What the task requires. Rewrite the lines starting at the one containing "Pick out 26" and ending at the one containing "y-tick-label: 70 [38,152,58,171]", replacing "y-tick-label" with "y-axis-tick" everywhere and keeping everything else unchanged. Leave the pictures out.
======== Material supplied ========
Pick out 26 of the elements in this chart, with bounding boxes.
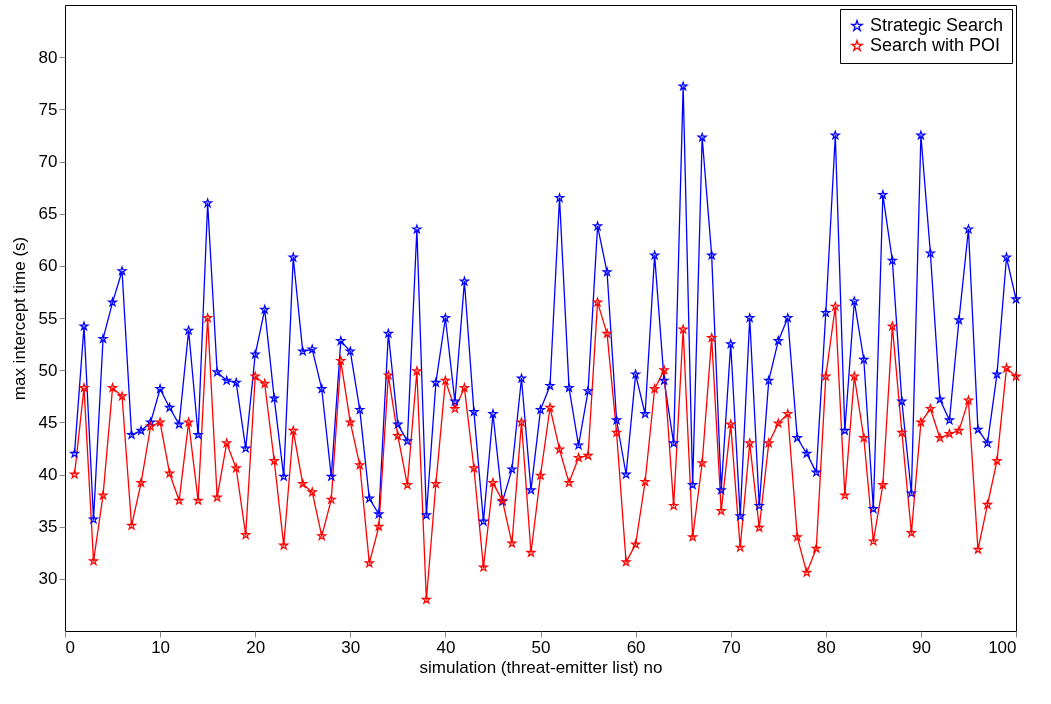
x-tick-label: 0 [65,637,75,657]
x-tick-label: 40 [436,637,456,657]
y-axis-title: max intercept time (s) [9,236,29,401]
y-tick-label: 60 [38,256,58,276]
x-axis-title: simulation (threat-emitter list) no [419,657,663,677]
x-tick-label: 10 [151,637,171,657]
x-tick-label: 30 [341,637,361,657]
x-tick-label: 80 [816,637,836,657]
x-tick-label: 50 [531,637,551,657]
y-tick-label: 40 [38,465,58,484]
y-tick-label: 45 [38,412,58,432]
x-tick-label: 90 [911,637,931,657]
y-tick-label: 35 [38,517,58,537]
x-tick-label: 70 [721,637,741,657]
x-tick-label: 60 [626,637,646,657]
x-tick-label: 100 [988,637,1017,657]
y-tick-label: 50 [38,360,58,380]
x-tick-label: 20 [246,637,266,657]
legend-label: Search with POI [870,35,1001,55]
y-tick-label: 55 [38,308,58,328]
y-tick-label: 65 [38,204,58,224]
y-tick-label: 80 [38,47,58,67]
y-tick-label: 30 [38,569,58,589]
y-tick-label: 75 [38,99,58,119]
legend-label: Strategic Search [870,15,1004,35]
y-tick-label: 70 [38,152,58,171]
========
======== Material supplied ========
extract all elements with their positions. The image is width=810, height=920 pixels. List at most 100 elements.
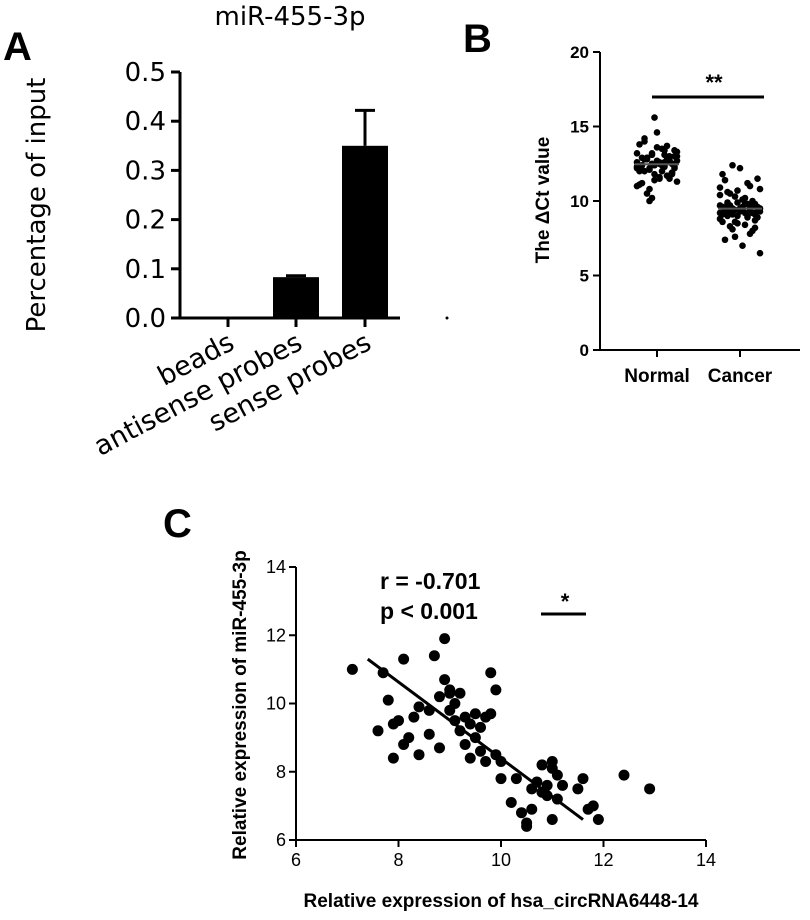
========
Final answer.
Pick out 26 of the elements in this chart, with bounding boxes.
x-tick-label: 0 [65,637,75,657]
x-tick-label: 40 [436,637,456,657]
y-axis-title: max intercept time (s) [9,236,29,401]
y-axis-tick: 60 [38,256,58,276]
x-axis-title: simulation (threat-emitter list) no [419,657,663,677]
x-tick-label: 10 [151,637,171,657]
x-tick-label: 30 [341,637,361,657]
x-tick-label: 80 [816,637,836,657]
x-tick-label: 50 [531,637,551,657]
y-axis-tick: 40 [38,465,58,484]
y-axis-tick: 45 [38,412,58,432]
x-tick-label: 90 [911,637,931,657]
y-axis-tick: 35 [38,517,58,537]
x-tick-label: 70 [721,637,741,657]
x-tick-label: 60 [626,637,646,657]
x-tick-label: 100 [988,637,1017,657]
y-axis-tick: 50 [38,360,58,380]
x-tick-label: 20 [246,637,266,657]
legend-label: Search with POI [870,35,1001,55]
y-axis-tick: 55 [38,308,58,328]
y-axis-tick: 65 [38,204,58,224]
y-axis-tick: 80 [38,47,58,67]
y-axis-tick: 30 [38,569,58,589]
y-axis-tick: 75 [38,99,58,119]
legend-label: Strategic Search [870,15,1004,35]
y-axis-tick: 70 [38,152,58,171]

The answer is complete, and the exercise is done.